Rewrite the material below, substituting "National government" for each occurrence of "Central government" and leaving every other character untouched.

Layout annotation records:
:::
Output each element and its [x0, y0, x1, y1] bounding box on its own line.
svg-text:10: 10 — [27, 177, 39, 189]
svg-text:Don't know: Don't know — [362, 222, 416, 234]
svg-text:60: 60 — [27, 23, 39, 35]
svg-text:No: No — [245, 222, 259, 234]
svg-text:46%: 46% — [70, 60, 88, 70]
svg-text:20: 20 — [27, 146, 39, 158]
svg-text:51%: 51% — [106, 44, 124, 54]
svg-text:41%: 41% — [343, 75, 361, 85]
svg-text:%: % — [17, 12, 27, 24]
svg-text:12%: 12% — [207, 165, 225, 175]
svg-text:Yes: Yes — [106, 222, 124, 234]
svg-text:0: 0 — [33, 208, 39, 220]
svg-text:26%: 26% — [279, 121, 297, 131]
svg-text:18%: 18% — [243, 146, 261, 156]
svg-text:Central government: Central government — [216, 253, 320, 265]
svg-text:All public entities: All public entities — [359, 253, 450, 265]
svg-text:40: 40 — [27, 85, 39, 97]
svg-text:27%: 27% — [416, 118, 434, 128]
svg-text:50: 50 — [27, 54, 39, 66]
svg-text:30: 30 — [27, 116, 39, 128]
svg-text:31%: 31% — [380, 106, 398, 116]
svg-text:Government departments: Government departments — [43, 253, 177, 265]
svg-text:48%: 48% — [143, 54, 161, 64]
:::
**ANSWER IN FULL**
Output each element and its [x0, y0, x1, y1] bounding box on its own line.
svg-text:10: 10 — [27, 177, 39, 189]
svg-text:Don't know: Don't know — [362, 222, 416, 234]
svg-text:60: 60 — [27, 23, 39, 35]
svg-text:No: No — [245, 222, 259, 234]
svg-text:46%: 46% — [70, 60, 88, 70]
svg-text:20: 20 — [27, 146, 39, 158]
svg-text:51%: 51% — [106, 44, 124, 54]
svg-text:41%: 41% — [343, 75, 361, 85]
svg-text:%: % — [17, 12, 27, 24]
svg-text:12%: 12% — [207, 165, 225, 175]
svg-text:Yes: Yes — [106, 222, 124, 234]
svg-text:0: 0 — [33, 208, 39, 220]
svg-text:26%: 26% — [279, 121, 297, 131]
svg-text:18%: 18% — [243, 146, 261, 156]
svg-text:National government: National government — [216, 253, 320, 265]
svg-text:All public entities: All public entities — [359, 253, 450, 265]
svg-text:40: 40 — [27, 85, 39, 97]
svg-text:27%: 27% — [416, 118, 434, 128]
svg-text:50: 50 — [27, 54, 39, 66]
svg-text:30: 30 — [27, 116, 39, 128]
svg-text:31%: 31% — [380, 106, 398, 116]
svg-text:Government departments: Government departments — [43, 253, 177, 265]
svg-text:48%: 48% — [143, 54, 161, 64]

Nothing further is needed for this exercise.